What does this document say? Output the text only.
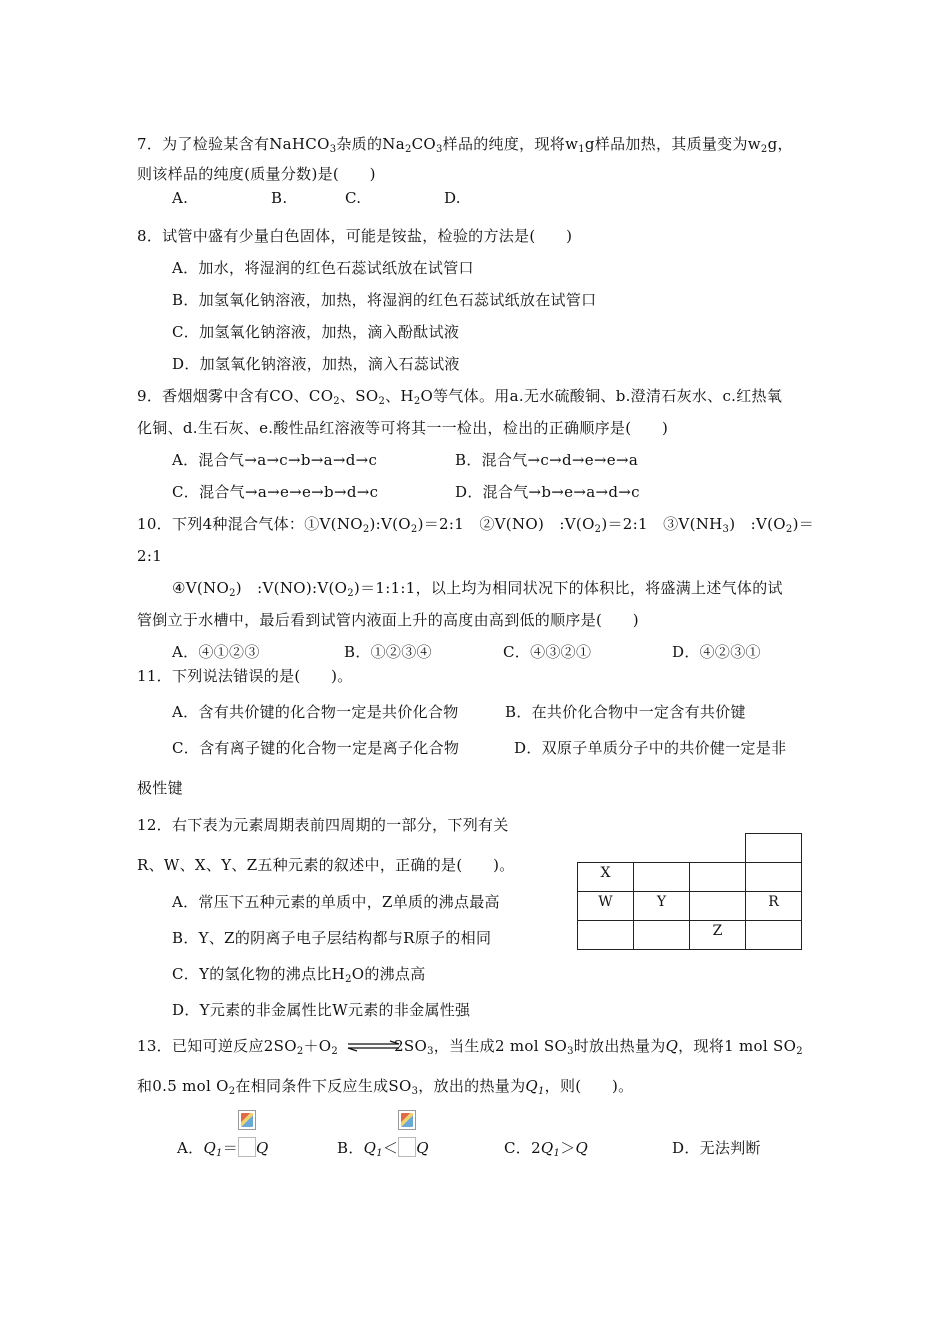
7．为了检验某含有NaHCO$_3$杂质的$Na_2CO_3$样品的纯度，现将$w_1g$样品加热，其质量变为$w_2g$，
则该样品的纯度(质量分数)是(　　)
A.	B.	C.	D.
8．试管中盛有少量白色固体，可能是铵盐，检验的方法是(　　)
A．加水，将湿润的红色石蕊试纸放在试管口
B．加氢氧化钠溶液，加热，将湿润的红色石蕊试纸放在试管口
C．加氢氧化钠溶液，加热，滴入酚酞试液
D．加氢氧化钠溶液，加热，滴入石蕊试液
9．香烟烟雾中含有CO、$CO_2$、$SO_2$、$H_2O$等气体。用a.无水硫酸铜、b.澄清石灰水、c.红热氧
化铜、d.生石灰、e.酸性品红溶液等可将其一一检出，检出的正确顺序是(　　)
A．混合气→a→c→b→a→d→c	B．混合气→c→d→e→e→a
C．混合气→a→e→e→b→d→c	D．混合气→b→e→a→d→c
10．下列4种混合气体：$①V(NO_2):V(O_2)=2:1$　②V(NO)　$:V(O_2)=2:1$　$③V(NH_3)$　$:V(O_2)=$
2:1
$④V(NO_2)$　$:V(NO):V(O_2)=1:1:1$，以上均为相同状况下的体积比，将盛满上述气体的试
管倒立于水槽中，最后看到试管内液面上升的高度由高到低的顺序是(　　)
A．④①②③	B．①②③④	C．④③②①	D．④②③①
11．下列说法错误的是(　　)。
A．含有共价键的化合物一定是共价化合物	B．在共价化合物中一定含有共价键
C．含有离子键的化合物一定是离子化合物	D．双原子单质分子中的共价健一定是非
极性键
12．右下表为元素周期表前四周期的一部分，下列有关
R、W、X、Y、Z五种元素的叙述中，正确的是(　　)。
A．常压下五种元素的单质中，Z单质的沸点最高
B．Y、Z的阴离子电子层结构都与R原子的相同
C．Y的氢化物的沸点比$H_2O$的沸点高
D．Y元素的非金属性比W元素的非金属性强

X			
W	Y		R
		Z	
13．已知可逆反应$2SO_2+O_2$	$2SO_3$，当生成2 mol $SO_3$时放出热量为Q，现将1 mol $SO_2$
和0.5 mol $O_2$在相同条件下反应生成$SO_3$，放出的热量为$Q_1$，则(　　)。
A．$Q_1= Q$	B．$Q_1< Q$	C．$2Q_1>Q$	D．无法判断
+++++
[Exercise] Scan the material above. Extract every line in which the word "加氢氧化钠溶液" occurs.

[Answer to the exercise]
B．加氢氧化钠溶液，加热，将湿润的红色石蕊试纸放在试管口
C．加氢氧化钠溶液，加热，滴入酚酞试液
D．加氢氧化钠溶液，加热，滴入石蕊试液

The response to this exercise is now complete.